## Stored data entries
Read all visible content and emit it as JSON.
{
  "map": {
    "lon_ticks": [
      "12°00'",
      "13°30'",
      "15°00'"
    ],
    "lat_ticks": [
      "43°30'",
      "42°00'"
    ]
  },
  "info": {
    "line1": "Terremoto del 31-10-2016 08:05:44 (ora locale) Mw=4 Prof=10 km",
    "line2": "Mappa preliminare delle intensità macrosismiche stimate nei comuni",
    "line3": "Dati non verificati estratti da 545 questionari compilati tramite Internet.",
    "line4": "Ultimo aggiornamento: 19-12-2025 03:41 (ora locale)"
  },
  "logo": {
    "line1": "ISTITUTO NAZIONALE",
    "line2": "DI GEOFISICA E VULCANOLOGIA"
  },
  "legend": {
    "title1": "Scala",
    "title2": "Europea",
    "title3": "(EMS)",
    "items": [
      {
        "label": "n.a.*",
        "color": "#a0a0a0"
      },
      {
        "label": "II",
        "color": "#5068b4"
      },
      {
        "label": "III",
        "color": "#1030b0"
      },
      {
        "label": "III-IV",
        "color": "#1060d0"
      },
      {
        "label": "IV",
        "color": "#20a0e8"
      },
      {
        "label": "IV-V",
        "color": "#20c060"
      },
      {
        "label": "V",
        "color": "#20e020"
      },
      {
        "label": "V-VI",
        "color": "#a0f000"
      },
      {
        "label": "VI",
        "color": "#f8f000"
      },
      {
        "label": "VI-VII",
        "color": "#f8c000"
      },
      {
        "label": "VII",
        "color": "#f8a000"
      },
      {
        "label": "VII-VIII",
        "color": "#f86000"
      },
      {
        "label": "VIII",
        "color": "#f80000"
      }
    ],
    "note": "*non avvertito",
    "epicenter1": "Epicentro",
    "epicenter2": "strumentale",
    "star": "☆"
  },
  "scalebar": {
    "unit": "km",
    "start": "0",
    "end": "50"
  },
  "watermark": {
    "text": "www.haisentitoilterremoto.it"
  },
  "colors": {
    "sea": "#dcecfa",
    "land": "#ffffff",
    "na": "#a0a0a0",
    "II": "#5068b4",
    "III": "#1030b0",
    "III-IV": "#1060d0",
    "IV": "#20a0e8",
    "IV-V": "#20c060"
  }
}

## TASK INSTRUCTIONS
Return, from the data, each line that has the word "locale" in it.

## RESULT OF THE TASK
    "line1": "Terremoto del 31-10-2016 08:05:44 (ora locale) Mw=4 Prof=10 km",
    "line4": "Ultimo aggiornamento: 19-12-2025 03:41 (ora locale)"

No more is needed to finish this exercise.